Copy every line that contains the string "trials" from the entries below.

=-=-=-=-=

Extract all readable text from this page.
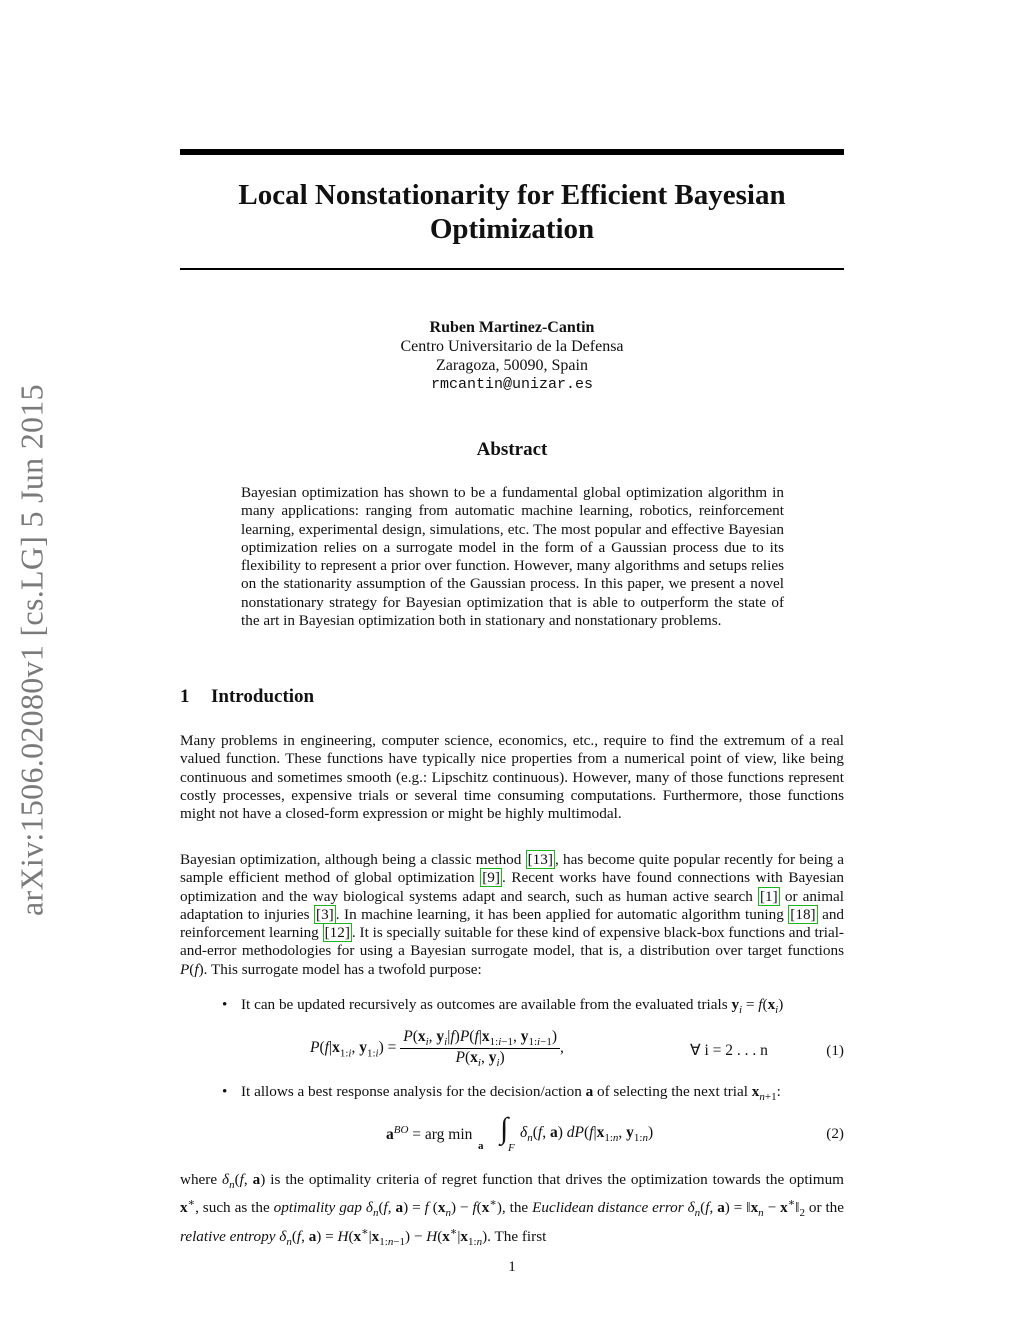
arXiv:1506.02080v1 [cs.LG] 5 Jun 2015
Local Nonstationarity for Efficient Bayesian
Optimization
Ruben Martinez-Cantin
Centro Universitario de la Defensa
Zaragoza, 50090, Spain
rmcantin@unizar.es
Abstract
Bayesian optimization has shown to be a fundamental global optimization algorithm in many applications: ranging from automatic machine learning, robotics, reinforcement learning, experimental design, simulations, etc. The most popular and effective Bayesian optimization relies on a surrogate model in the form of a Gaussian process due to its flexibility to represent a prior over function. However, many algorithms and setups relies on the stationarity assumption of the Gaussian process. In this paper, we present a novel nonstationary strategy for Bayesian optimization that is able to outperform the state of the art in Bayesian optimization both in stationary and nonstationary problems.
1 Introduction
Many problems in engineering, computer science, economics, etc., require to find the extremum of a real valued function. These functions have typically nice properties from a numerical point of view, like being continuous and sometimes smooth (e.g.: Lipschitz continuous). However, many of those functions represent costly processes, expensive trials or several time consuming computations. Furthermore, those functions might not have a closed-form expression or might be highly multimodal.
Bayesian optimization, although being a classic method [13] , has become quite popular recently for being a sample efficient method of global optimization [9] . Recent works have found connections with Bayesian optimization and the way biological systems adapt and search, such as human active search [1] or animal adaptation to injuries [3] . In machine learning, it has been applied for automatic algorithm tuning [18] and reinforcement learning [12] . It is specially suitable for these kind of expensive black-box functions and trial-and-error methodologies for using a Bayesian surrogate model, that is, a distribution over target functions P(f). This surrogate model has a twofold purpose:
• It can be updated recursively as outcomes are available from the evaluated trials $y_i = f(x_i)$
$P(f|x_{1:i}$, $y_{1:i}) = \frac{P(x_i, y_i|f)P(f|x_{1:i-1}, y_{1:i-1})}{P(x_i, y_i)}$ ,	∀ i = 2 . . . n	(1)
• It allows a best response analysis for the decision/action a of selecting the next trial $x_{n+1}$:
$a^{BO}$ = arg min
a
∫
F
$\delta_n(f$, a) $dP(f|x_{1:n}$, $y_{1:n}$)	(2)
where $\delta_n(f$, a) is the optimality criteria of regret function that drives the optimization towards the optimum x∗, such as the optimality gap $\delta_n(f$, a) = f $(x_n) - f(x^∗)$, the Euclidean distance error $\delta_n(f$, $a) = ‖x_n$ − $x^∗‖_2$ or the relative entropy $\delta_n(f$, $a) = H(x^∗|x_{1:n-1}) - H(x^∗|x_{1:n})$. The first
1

=-=-=-=-=

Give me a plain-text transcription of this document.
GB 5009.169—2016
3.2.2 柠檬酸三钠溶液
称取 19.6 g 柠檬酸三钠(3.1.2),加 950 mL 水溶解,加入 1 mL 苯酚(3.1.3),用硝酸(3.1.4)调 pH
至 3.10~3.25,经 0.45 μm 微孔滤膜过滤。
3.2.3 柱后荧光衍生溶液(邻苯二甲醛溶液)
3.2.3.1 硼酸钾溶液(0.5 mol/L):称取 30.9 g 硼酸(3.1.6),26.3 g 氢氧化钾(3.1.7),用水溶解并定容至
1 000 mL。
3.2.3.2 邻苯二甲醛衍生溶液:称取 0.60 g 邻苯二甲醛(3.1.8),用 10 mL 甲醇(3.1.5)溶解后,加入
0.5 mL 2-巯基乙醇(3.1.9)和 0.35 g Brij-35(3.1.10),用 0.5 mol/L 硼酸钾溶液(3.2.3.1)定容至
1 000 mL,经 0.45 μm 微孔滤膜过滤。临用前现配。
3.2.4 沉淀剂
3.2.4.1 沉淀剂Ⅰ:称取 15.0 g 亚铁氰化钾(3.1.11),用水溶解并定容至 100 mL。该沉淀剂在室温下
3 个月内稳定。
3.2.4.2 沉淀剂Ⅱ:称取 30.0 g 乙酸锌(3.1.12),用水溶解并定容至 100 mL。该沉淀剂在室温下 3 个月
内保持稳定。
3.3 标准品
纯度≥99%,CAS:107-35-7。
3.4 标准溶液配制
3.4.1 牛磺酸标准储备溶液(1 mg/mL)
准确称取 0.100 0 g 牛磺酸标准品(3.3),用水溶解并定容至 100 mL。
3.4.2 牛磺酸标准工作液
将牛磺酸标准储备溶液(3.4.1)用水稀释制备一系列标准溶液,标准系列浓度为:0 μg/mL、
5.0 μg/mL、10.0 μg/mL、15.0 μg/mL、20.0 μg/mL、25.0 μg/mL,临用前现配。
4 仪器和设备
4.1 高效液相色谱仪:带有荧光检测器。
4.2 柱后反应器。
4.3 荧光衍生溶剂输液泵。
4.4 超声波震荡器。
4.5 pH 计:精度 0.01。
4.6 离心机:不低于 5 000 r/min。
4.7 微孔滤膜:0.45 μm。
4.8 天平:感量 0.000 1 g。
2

=-=-=-=-=

Response to the exercise —
Many problems in engineering, computer science, economics, etc., require to find the extremum of a real valued function. These functions have typically nice properties from a numerical point of view, like being continuous and sometimes smooth (e.g.: Lipschitz continuous). However, many of those functions represent costly processes, expensive trials or several time consuming computations. Furthermore, those functions might not have a closed-form expression or might be highly multimodal.
• It can be updated recursively as outcomes are available from the evaluated trials $y_i = f(x_i)$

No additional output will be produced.